Element-and-box listings:
BEGIN
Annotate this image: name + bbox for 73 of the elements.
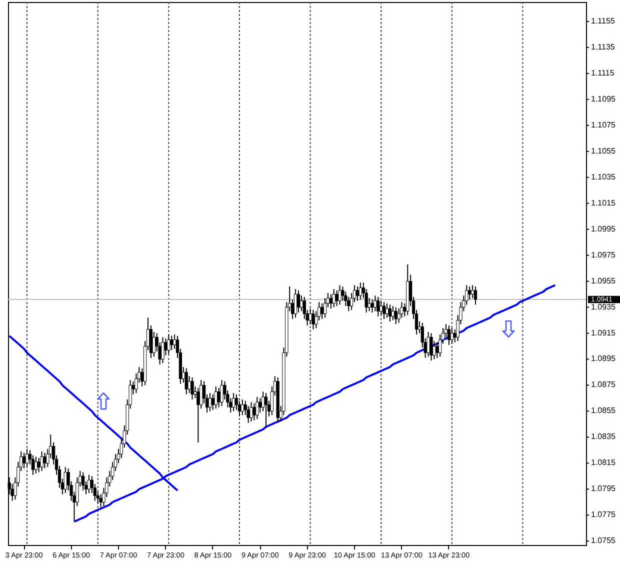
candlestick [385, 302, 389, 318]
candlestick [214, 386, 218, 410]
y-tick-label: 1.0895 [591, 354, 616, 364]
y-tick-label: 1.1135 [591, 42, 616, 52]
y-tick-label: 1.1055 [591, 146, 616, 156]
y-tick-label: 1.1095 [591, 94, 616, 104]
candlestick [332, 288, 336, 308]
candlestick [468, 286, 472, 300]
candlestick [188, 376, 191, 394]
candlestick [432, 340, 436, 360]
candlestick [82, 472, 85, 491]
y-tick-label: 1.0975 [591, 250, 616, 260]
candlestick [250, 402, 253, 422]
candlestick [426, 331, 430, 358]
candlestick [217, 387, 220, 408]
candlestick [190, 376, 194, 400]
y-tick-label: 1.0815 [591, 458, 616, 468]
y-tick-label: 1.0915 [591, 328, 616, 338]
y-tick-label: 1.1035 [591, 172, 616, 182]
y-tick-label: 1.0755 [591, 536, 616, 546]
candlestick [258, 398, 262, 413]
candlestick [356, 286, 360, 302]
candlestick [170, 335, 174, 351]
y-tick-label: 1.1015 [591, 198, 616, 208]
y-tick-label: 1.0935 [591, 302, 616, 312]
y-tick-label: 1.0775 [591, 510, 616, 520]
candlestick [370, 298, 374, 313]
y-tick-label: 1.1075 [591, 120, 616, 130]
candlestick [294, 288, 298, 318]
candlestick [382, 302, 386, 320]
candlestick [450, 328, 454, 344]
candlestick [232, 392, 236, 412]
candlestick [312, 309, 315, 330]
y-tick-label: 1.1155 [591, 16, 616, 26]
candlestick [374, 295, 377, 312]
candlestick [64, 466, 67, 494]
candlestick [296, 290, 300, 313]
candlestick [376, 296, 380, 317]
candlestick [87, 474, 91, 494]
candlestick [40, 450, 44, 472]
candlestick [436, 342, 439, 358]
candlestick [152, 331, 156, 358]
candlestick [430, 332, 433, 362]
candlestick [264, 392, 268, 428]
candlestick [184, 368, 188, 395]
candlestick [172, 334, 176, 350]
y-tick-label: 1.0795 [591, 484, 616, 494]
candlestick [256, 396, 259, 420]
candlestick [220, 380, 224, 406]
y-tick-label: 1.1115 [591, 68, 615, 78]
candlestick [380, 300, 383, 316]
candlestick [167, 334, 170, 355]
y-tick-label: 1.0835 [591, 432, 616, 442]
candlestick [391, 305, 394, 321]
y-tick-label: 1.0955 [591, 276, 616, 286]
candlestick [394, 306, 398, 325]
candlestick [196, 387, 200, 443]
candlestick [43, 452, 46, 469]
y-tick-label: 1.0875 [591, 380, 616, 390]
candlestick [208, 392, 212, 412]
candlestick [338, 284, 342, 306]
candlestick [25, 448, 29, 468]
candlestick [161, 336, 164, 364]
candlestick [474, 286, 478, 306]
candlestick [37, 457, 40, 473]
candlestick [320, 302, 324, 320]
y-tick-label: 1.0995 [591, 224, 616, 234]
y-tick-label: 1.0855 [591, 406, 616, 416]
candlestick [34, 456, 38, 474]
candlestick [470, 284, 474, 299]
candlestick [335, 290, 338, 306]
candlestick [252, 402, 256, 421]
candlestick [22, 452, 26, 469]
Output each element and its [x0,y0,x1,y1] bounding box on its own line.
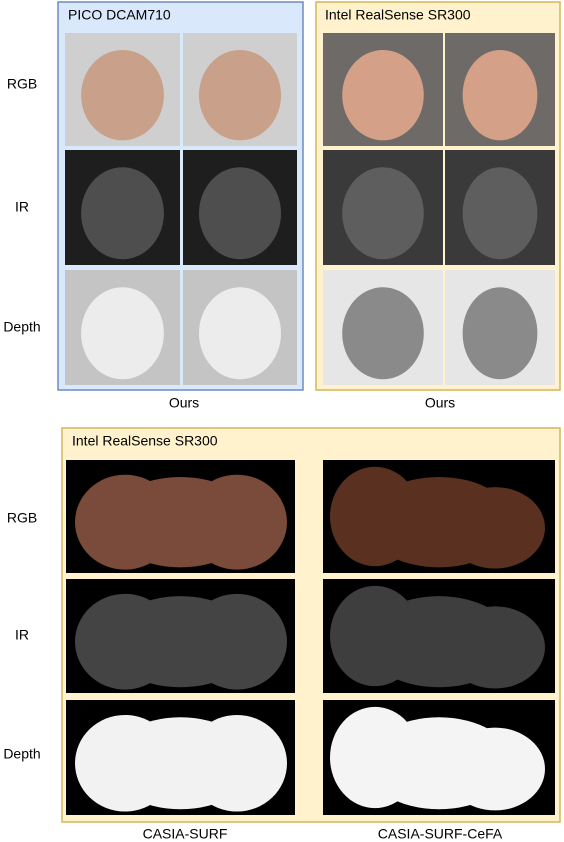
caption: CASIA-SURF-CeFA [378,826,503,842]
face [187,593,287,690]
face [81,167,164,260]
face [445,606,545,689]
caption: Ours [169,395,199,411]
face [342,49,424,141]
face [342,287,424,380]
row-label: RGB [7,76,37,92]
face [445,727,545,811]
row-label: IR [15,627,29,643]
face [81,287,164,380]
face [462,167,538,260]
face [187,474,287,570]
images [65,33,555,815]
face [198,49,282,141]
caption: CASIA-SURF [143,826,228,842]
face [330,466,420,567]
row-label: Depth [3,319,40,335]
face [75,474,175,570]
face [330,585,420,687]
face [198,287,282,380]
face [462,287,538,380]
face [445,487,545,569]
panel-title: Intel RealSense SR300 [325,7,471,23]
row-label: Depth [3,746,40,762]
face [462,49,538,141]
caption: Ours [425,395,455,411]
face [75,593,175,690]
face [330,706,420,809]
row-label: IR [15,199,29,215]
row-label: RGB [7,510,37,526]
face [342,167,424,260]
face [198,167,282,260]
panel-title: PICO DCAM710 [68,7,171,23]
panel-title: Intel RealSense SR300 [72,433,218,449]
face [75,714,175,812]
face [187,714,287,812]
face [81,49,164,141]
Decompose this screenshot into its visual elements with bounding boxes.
END
- [AIM OF THE TASK]: Copy out the lines between the one holding "candlestick [385, 302, 389, 318]" and the one holding "y-tick-label: 1.0975 [591, 250, 616, 260]", inclusive, keeping each line unchanged.

- [RESULT OF THE EXERCISE]:
candlestick [385, 302, 389, 318]
candlestick [214, 386, 218, 410]
y-tick-label: 1.0895 [591, 354, 616, 364]
y-tick-label: 1.1135 [591, 42, 616, 52]
y-tick-label: 1.1055 [591, 146, 616, 156]
y-tick-label: 1.1095 [591, 94, 616, 104]
candlestick [332, 288, 336, 308]
candlestick [468, 286, 472, 300]
candlestick [188, 376, 191, 394]
candlestick [432, 340, 436, 360]
candlestick [82, 472, 85, 491]
y-tick-label: 1.0975 [591, 250, 616, 260]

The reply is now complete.